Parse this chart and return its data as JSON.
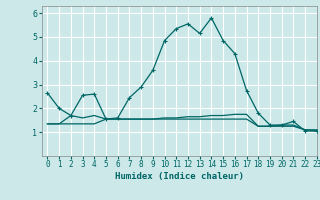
{
  "xlabel": "Humidex (Indice chaleur)",
  "xlim": [
    -0.5,
    23
  ],
  "ylim": [
    0,
    6.3
  ],
  "yticks": [
    1,
    2,
    3,
    4,
    5,
    6
  ],
  "xticks": [
    0,
    1,
    2,
    3,
    4,
    5,
    6,
    7,
    8,
    9,
    10,
    11,
    12,
    13,
    14,
    15,
    16,
    17,
    18,
    19,
    20,
    21,
    22,
    23
  ],
  "bg_color": "#cce8e8",
  "grid_color": "#ffffff",
  "line_color": "#006666",
  "series": [
    [
      2.65,
      2.0,
      1.7,
      2.55,
      2.6,
      1.55,
      1.6,
      2.45,
      2.9,
      3.6,
      4.85,
      5.35,
      5.55,
      5.15,
      5.8,
      4.85,
      4.3,
      2.75,
      1.8,
      1.3,
      1.3,
      1.45,
      1.05,
      1.05
    ],
    [
      1.35,
      1.35,
      1.7,
      1.6,
      1.7,
      1.55,
      1.55,
      1.55,
      1.55,
      1.55,
      1.6,
      1.6,
      1.65,
      1.65,
      1.7,
      1.7,
      1.75,
      1.75,
      1.25,
      1.25,
      1.3,
      1.3,
      1.1,
      1.1
    ],
    [
      1.35,
      1.35,
      1.35,
      1.35,
      1.35,
      1.55,
      1.55,
      1.55,
      1.55,
      1.55,
      1.55,
      1.55,
      1.55,
      1.55,
      1.55,
      1.55,
      1.55,
      1.55,
      1.25,
      1.25,
      1.25,
      1.25,
      1.1,
      1.05
    ]
  ],
  "xticklabels": [
    "0",
    "1",
    "2",
    "3",
    "4",
    "5",
    "6",
    "7",
    "8",
    "9",
    "10",
    "11",
    "12",
    "13",
    "14",
    "15",
    "16",
    "17",
    "18",
    "19",
    "20",
    "21",
    "22",
    "23"
  ],
  "yticklabels": [
    "1",
    "2",
    "3",
    "4",
    "5",
    "6"
  ]
}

.....

== Required work ==
Reproduce the material above verbatim; omit every picture.

== Solved problem ==
Parse this chart and return its data as JSON.
{
  "xlabel": "Humidex (Indice chaleur)",
  "xlim": [
    -0.5,
    23
  ],
  "ylim": [
    0,
    6.3
  ],
  "yticks": [
    1,
    2,
    3,
    4,
    5,
    6
  ],
  "xticks": [
    0,
    1,
    2,
    3,
    4,
    5,
    6,
    7,
    8,
    9,
    10,
    11,
    12,
    13,
    14,
    15,
    16,
    17,
    18,
    19,
    20,
    21,
    22,
    23
  ],
  "bg_color": "#cce8e8",
  "grid_color": "#ffffff",
  "line_color": "#006666",
  "series": [
    [
      2.65,
      2.0,
      1.7,
      2.55,
      2.6,
      1.55,
      1.6,
      2.45,
      2.9,
      3.6,
      4.85,
      5.35,
      5.55,
      5.15,
      5.8,
      4.85,
      4.3,
      2.75,
      1.8,
      1.3,
      1.3,
      1.45,
      1.05,
      1.05
    ],
    [
      1.35,
      1.35,
      1.7,
      1.6,
      1.7,
      1.55,
      1.55,
      1.55,
      1.55,
      1.55,
      1.6,
      1.6,
      1.65,
      1.65,
      1.7,
      1.7,
      1.75,
      1.75,
      1.25,
      1.25,
      1.3,
      1.3,
      1.1,
      1.1
    ],
    [
      1.35,
      1.35,
      1.35,
      1.35,
      1.35,
      1.55,
      1.55,
      1.55,
      1.55,
      1.55,
      1.55,
      1.55,
      1.55,
      1.55,
      1.55,
      1.55,
      1.55,
      1.55,
      1.25,
      1.25,
      1.25,
      1.25,
      1.1,
      1.05
    ]
  ],
  "xticklabels": [
    "0",
    "1",
    "2",
    "3",
    "4",
    "5",
    "6",
    "7",
    "8",
    "9",
    "10",
    "11",
    "12",
    "13",
    "14",
    "15",
    "16",
    "17",
    "18",
    "19",
    "20",
    "21",
    "22",
    "23"
  ],
  "yticklabels": [
    "1",
    "2",
    "3",
    "4",
    "5",
    "6"
  ]
}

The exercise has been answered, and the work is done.